(Dataset listings of figures)

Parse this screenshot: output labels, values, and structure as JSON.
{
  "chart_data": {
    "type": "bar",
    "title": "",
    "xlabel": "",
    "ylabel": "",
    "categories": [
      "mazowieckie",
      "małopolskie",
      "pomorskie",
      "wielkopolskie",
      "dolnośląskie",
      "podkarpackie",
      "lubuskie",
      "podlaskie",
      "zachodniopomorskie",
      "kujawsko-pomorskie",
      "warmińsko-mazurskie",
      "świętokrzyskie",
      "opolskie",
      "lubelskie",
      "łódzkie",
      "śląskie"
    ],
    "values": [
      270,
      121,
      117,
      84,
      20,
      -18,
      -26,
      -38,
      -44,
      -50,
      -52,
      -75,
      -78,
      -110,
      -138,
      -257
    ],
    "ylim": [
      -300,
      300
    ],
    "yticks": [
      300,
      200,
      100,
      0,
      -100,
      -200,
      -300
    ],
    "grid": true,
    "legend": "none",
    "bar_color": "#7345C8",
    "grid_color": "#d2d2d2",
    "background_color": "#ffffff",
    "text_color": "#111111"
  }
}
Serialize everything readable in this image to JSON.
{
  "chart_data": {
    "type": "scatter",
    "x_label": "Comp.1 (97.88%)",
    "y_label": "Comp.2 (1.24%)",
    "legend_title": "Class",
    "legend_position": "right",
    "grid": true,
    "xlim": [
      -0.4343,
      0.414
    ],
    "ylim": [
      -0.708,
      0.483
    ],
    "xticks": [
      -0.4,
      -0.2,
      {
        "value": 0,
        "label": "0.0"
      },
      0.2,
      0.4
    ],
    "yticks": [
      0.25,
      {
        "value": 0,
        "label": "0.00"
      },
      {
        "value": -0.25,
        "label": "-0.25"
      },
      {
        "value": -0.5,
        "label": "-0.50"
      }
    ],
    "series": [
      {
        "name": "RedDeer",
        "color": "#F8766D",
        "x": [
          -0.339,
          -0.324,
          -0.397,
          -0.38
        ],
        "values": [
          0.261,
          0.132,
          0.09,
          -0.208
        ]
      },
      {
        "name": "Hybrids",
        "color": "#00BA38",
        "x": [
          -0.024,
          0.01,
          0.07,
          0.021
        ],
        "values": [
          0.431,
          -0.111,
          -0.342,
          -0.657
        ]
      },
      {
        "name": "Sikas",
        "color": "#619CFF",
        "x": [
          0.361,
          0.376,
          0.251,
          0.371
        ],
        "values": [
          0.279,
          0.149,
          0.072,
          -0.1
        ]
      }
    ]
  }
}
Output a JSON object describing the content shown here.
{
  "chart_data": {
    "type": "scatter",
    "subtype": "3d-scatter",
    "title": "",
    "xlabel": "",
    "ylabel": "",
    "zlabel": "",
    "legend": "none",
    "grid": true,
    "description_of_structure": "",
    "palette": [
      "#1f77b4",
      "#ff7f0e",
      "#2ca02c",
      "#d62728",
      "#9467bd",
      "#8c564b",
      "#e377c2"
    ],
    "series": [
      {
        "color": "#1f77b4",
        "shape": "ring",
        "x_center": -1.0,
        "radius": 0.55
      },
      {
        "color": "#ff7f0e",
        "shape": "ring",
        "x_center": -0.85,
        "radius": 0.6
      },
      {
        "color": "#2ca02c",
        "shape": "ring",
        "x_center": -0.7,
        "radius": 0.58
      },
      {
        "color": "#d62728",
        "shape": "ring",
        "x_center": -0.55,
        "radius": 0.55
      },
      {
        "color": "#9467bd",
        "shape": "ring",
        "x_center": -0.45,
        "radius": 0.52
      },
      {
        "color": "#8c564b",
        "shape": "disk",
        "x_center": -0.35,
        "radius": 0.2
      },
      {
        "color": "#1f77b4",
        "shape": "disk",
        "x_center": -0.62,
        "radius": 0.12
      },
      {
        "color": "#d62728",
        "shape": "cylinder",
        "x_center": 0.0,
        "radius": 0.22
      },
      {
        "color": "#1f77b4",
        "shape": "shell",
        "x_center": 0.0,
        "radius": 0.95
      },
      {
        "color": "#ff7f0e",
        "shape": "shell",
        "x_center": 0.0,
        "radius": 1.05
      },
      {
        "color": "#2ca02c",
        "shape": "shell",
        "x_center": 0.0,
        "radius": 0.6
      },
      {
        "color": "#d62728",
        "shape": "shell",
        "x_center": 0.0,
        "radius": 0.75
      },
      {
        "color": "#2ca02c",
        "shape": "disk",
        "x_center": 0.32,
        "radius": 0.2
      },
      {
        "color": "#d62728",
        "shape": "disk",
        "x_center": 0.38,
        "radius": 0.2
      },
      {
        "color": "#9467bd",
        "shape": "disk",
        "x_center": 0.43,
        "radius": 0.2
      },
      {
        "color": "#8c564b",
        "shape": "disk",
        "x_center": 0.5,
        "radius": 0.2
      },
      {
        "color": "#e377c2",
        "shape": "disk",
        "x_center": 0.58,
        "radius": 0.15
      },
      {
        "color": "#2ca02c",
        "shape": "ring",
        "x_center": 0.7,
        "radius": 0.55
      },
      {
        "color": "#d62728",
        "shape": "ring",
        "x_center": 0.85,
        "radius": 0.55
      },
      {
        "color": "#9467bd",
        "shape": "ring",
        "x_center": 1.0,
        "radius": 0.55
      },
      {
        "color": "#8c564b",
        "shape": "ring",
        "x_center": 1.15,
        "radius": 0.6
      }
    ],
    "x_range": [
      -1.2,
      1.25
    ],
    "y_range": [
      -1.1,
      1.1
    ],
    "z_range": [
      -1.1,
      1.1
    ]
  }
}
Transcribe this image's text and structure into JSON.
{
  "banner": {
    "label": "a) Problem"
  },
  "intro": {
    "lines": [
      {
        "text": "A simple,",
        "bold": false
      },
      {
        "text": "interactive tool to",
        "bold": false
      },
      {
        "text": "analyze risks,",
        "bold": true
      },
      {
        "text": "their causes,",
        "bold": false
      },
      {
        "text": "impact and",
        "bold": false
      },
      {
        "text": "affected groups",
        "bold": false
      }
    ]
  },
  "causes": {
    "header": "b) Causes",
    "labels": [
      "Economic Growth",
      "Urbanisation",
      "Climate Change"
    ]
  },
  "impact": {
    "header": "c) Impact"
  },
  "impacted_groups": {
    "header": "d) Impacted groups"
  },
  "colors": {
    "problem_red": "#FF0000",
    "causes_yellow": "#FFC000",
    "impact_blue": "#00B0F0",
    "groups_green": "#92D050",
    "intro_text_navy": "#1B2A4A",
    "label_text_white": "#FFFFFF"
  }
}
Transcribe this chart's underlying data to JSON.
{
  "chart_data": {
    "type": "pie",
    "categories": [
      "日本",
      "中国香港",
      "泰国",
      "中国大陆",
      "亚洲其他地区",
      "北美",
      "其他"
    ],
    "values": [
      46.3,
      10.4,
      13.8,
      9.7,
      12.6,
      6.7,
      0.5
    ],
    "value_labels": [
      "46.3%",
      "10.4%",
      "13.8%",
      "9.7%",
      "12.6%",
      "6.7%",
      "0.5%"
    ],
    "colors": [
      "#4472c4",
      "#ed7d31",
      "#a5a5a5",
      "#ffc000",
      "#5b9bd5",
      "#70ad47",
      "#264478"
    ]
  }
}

| Goal |
Pull out every line of the entries that includes the word "Transcribe".

| Full response |
Transcribe this image's text and structure into JSON.
Transcribe this chart's underlying data to JSON.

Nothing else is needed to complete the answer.